DIRECTIONS: Lay out the lines of the listing below as a JSON list of strings, one string per line with blank lines omitted, covering only the lines from the one containing "Output each element" through the one containing "page-number: 32 xyxy=(696,513,710,528)", inclusive.

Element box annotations
......
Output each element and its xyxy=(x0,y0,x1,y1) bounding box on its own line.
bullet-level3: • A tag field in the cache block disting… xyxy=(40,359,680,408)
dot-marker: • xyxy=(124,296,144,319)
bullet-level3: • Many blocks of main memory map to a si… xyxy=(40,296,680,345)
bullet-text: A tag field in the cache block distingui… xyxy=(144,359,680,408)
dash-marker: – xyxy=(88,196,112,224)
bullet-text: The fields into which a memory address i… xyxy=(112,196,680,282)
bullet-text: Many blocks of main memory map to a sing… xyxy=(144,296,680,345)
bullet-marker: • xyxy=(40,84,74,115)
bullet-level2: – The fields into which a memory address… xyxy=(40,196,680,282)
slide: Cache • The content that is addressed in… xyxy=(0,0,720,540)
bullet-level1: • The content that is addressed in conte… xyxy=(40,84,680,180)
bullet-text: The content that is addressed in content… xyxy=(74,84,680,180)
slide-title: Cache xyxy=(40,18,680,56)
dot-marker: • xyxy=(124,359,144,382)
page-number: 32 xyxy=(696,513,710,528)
......
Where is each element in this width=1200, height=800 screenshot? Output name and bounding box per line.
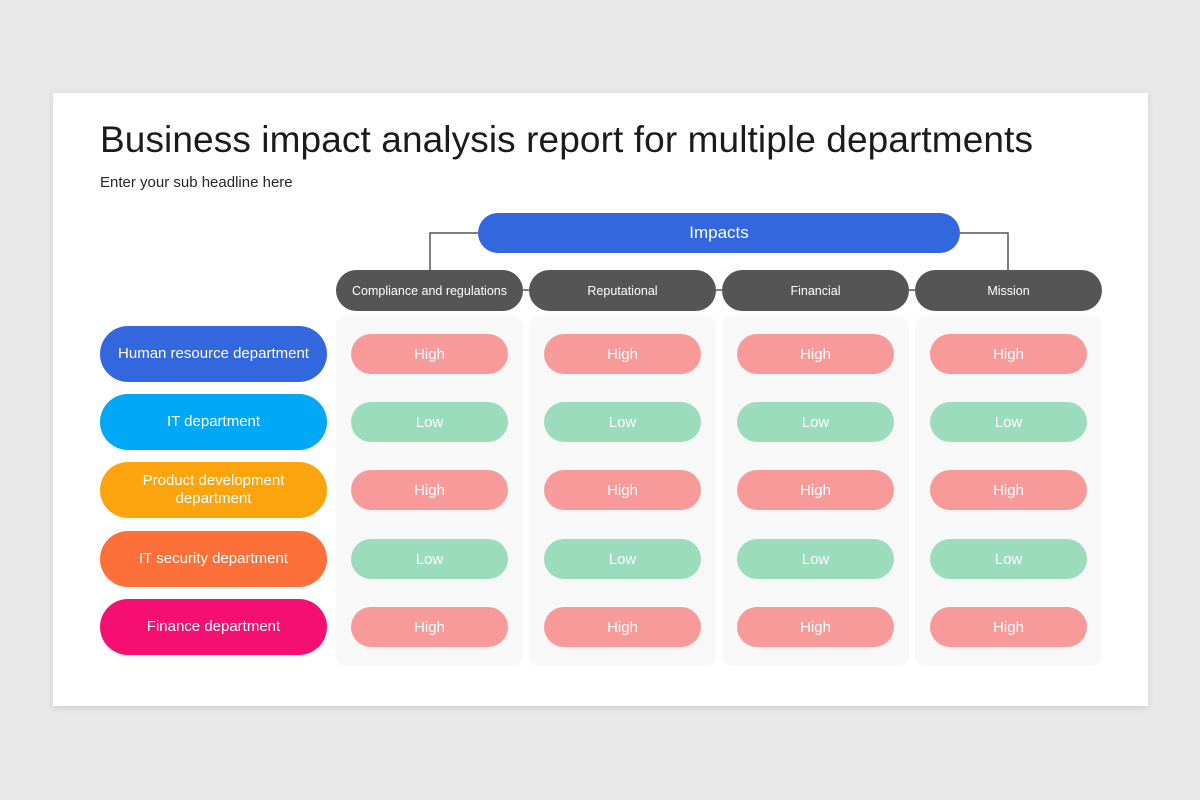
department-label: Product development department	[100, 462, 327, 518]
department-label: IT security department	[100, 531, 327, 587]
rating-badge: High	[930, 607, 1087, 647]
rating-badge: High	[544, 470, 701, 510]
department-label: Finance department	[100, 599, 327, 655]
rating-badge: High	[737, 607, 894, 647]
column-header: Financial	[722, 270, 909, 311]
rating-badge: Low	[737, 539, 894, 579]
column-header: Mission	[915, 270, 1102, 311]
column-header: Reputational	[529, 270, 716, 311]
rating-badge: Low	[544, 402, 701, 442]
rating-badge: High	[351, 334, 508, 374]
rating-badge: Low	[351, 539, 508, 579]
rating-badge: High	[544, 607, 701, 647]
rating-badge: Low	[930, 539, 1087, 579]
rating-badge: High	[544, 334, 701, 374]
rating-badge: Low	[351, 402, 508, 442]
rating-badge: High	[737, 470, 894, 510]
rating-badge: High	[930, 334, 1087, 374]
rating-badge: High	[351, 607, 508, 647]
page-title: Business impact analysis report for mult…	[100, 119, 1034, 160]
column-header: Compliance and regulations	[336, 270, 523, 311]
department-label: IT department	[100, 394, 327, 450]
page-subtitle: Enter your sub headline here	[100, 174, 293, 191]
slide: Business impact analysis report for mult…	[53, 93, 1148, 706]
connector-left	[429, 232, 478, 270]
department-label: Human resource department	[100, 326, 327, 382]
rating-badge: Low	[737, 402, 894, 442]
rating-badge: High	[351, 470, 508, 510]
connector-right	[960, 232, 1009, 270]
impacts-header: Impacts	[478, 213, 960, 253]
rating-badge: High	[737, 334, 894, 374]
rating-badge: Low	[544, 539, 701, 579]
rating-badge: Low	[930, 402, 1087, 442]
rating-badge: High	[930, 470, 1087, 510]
......
EXERCISE RESULT:
[
  "Output each element and its xyxy=(x0,y0,x1,y1) bounding box on its own line.",
  "bullet-level3: • A tag field in the cache block disting… xyxy=(40,359,680,408)",
  "dot-marker: • xyxy=(124,296,144,319)",
  "bullet-level3: • Many blocks of main memory map to a si… xyxy=(40,296,680,345)",
  "bullet-text: A tag field in the cache block distingui… xyxy=(144,359,680,408)",
  "dash-marker: – xyxy=(88,196,112,224)",
  "bullet-text: The fields into which a memory address i… xyxy=(112,196,680,282)",
  "bullet-text: Many blocks of main memory map to a sing… xyxy=(144,296,680,345)",
  "bullet-marker: • xyxy=(40,84,74,115)",
  "bullet-level2: – The fields into which a memory address… xyxy=(40,196,680,282)",
  "slide: Cache • The content that is addressed in… xyxy=(0,0,720,540)",
  "bullet-level1: • The content that is addressed in conte… xyxy=(40,84,680,180)",
  "bullet-text: The content that is addressed in content… xyxy=(74,84,680,180)",
  "slide-title: Cache xyxy=(40,18,680,56)",
  "dot-marker: • xyxy=(124,359,144,382)",
  "page-number: 32 xyxy=(696,513,710,528)"
]